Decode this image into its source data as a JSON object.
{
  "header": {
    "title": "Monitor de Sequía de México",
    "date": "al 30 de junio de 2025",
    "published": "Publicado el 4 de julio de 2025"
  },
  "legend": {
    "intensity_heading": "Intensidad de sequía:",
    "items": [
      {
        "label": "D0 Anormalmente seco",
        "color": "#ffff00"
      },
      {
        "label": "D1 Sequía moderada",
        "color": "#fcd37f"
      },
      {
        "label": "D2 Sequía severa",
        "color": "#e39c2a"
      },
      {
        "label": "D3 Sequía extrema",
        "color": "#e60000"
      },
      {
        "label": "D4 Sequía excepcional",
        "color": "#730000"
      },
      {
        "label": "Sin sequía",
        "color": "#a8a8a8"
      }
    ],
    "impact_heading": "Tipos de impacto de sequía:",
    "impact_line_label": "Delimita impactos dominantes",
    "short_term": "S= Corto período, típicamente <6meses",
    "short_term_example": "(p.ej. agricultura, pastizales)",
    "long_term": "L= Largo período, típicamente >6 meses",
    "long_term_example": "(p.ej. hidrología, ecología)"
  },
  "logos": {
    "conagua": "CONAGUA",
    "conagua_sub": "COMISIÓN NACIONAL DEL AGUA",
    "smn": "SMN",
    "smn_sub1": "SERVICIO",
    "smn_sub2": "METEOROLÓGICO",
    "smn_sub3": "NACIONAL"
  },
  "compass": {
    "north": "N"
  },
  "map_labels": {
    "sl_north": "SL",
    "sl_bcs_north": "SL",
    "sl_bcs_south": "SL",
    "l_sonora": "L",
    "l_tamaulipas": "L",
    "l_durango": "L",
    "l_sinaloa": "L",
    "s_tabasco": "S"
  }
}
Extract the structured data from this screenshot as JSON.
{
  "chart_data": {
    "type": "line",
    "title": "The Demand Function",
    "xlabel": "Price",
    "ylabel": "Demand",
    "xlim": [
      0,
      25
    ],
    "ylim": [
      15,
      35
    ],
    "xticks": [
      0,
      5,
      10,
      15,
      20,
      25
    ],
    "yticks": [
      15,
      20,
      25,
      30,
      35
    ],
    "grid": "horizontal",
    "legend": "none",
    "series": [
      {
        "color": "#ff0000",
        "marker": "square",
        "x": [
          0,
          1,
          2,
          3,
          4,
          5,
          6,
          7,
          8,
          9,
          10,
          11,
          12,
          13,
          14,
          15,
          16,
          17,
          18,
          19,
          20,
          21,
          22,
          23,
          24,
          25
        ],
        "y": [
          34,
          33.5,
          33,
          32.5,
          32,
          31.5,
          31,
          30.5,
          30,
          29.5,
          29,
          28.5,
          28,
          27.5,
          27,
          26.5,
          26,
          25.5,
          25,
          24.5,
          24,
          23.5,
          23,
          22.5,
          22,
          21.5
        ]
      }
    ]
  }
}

* _EXERCISE PROMPT_: Return each entry from the material above exactly as it appears.

* _CORRECT OUTPUT_:
Decode this image into its source data as a JSON object.
{
  "header": {
    "title": "Monitor de Sequía de México",
    "date": "al 30 de junio de 2025",
    "published": "Publicado el 4 de julio de 2025"
  },
  "legend": {
    "intensity_heading": "Intensidad de sequía:",
    "items": [
      {
        "label": "D0 Anormalmente seco",
        "color": "#ffff00"
      },
      {
        "label": "D1 Sequía moderada",
        "color": "#fcd37f"
      },
      {
        "label": "D2 Sequía severa",
        "color": "#e39c2a"
      },
      {
        "label": "D3 Sequía extrema",
        "color": "#e60000"
      },
      {
        "label": "D4 Sequía excepcional",
        "color": "#730000"
      },
      {
        "label": "Sin sequía",
        "color": "#a8a8a8"
      }
    ],
    "impact_heading": "Tipos de impacto de sequía:",
    "impact_line_label": "Delimita impactos dominantes",
    "short_term": "S= Corto período, típicamente <6meses",
    "short_term_example": "(p.ej. agricultura, pastizales)",
    "long_term": "L= Largo período, típicamente >6 meses",
    "long_term_example": "(p.ej. hidrología, ecología)"
  },
  "logos": {
    "conagua": "CONAGUA",
    "conagua_sub": "COMISIÓN NACIONAL DEL AGUA",
    "smn": "SMN",
    "smn_sub1": "SERVICIO",
    "smn_sub2": "METEOROLÓGICO",
    "smn_sub3": "NACIONAL"
  },
  "compass": {
    "north": "N"
  },
  "map_labels": {
    "sl_north": "SL",
    "sl_bcs_north": "SL",
    "sl_bcs_south": "SL",
    "l_sonora": "L",
    "l_tamaulipas": "L",
    "l_durango": "L",
    "l_sinaloa": "L",
    "s_tabasco": "S"
  }
}
Extract the structured data from this screenshot as JSON.
{
  "chart_data": {
    "type": "line",
    "title": "The Demand Function",
    "xlabel": "Price",
    "ylabel": "Demand",
    "xlim": [
      0,
      25
    ],
    "ylim": [
      15,
      35
    ],
    "xticks": [
      0,
      5,
      10,
      15,
      20,
      25
    ],
    "yticks": [
      15,
      20,
      25,
      30,
      35
    ],
    "grid": "horizontal",
    "legend": "none",
    "series": [
      {
        "color": "#ff0000",
        "marker": "square",
        "x": [
          0,
          1,
          2,
          3,
          4,
          5,
          6,
          7,
          8,
          9,
          10,
          11,
          12,
          13,
          14,
          15,
          16,
          17,
          18,
          19,
          20,
          21,
          22,
          23,
          24,
          25
        ],
        "y": [
          34,
          33.5,
          33,
          32.5,
          32,
          31.5,
          31,
          30.5,
          30,
          29.5,
          29,
          28.5,
          28,
          27.5,
          27,
          26.5,
          26,
          25.5,
          25,
          24.5,
          24,
          23.5,
          23,
          22.5,
          22,
          21.5
        ]
      }
    ]
  }
}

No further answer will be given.